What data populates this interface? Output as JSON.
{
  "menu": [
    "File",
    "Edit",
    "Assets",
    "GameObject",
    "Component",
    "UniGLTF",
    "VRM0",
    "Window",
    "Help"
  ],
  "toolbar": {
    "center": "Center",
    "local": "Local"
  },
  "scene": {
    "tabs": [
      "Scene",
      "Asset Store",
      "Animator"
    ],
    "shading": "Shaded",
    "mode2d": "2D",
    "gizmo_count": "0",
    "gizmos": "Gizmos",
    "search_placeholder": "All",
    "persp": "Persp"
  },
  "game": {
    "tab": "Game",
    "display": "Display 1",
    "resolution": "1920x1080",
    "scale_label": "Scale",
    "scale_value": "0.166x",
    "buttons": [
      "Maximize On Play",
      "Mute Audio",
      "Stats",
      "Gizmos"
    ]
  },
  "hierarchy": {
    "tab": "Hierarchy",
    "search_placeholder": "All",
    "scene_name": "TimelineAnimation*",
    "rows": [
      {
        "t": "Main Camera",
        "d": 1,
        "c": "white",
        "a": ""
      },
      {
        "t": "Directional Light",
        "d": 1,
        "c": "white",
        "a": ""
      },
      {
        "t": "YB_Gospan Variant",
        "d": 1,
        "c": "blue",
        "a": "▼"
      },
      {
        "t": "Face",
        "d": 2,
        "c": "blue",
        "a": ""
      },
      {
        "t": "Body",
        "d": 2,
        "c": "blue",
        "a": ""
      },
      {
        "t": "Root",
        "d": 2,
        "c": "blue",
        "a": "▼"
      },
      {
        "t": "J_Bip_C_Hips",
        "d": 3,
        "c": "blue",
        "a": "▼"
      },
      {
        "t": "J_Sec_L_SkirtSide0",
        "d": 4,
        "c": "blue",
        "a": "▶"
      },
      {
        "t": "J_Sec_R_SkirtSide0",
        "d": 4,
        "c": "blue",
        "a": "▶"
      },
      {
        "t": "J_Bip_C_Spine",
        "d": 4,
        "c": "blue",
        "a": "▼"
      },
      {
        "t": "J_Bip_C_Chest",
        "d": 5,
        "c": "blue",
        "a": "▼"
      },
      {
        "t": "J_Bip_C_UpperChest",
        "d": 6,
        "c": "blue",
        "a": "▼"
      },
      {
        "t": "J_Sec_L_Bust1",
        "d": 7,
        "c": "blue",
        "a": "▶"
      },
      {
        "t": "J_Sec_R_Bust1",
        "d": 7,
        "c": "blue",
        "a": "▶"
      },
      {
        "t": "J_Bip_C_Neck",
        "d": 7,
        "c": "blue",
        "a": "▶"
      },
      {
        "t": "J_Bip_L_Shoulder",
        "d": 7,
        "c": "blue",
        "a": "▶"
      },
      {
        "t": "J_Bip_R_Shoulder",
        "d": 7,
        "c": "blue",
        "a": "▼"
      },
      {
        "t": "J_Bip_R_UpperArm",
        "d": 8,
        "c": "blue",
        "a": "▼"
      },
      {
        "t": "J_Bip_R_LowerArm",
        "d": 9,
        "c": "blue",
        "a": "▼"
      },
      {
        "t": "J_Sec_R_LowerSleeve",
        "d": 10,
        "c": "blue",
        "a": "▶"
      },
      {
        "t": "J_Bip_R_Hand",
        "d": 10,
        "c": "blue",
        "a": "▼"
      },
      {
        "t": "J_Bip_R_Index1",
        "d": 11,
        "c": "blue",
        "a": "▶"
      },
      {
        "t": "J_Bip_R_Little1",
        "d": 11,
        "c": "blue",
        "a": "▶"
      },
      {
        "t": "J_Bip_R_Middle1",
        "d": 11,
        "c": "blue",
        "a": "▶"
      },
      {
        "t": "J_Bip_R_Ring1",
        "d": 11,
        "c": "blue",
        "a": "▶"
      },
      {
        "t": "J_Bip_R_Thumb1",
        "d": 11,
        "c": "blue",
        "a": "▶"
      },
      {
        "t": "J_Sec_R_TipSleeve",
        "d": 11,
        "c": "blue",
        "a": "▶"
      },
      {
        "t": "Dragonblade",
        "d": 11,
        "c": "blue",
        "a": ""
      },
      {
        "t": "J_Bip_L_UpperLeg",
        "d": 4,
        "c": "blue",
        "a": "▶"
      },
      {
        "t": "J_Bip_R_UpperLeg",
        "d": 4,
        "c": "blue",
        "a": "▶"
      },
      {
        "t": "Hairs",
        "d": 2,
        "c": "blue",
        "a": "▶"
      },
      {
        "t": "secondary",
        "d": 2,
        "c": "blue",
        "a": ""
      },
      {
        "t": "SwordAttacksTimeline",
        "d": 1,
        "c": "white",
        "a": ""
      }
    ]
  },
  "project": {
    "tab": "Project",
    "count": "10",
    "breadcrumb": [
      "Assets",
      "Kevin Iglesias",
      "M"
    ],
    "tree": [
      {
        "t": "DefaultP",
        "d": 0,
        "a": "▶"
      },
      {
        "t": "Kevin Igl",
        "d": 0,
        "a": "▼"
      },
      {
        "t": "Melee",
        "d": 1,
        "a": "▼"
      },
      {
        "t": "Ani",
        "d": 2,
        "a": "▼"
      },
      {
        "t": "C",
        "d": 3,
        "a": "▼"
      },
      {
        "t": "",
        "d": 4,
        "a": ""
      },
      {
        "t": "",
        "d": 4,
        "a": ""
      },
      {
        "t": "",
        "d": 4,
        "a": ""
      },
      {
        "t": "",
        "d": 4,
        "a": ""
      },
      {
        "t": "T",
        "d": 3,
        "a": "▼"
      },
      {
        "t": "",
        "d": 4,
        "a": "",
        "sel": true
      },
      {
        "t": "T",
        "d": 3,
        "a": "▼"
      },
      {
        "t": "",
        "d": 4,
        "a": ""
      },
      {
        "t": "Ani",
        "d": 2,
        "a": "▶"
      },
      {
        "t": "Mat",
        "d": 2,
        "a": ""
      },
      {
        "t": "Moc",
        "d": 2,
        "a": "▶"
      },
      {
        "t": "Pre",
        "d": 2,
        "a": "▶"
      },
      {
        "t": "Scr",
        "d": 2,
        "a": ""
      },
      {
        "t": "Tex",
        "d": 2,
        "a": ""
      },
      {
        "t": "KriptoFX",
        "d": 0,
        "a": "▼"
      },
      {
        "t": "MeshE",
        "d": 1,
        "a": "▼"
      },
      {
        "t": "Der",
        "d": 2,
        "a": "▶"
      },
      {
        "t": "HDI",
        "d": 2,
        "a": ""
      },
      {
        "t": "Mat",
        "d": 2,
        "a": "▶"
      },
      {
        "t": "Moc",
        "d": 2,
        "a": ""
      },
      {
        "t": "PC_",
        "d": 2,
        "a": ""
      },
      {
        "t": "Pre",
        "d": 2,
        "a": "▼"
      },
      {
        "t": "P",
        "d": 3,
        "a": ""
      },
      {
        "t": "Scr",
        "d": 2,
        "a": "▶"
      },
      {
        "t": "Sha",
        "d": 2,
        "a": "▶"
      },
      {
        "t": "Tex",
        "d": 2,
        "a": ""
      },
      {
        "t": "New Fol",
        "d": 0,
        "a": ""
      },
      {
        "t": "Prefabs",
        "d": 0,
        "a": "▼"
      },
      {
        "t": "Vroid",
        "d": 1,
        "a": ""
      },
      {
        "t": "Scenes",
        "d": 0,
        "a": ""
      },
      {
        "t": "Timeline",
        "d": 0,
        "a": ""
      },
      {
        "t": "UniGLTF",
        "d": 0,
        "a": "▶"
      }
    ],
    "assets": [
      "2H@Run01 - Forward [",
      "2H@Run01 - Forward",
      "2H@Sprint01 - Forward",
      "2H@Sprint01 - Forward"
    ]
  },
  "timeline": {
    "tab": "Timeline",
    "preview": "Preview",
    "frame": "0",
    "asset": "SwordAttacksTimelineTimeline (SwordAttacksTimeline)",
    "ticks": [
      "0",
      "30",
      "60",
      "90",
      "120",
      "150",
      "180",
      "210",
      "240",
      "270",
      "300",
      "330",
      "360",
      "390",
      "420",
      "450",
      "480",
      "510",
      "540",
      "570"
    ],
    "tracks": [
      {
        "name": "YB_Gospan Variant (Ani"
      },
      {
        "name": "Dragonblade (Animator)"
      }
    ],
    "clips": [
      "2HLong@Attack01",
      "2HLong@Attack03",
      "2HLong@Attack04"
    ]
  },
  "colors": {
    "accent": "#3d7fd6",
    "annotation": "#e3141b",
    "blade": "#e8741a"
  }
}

Given exercise: Copy out every line that includes the word "SwordAttacksTimeline".

Solution to this task:
        "t": "SwordAttacksTimeline",
    "asset": "SwordAttacksTimelineTimeline (SwordAttacksTimeline)",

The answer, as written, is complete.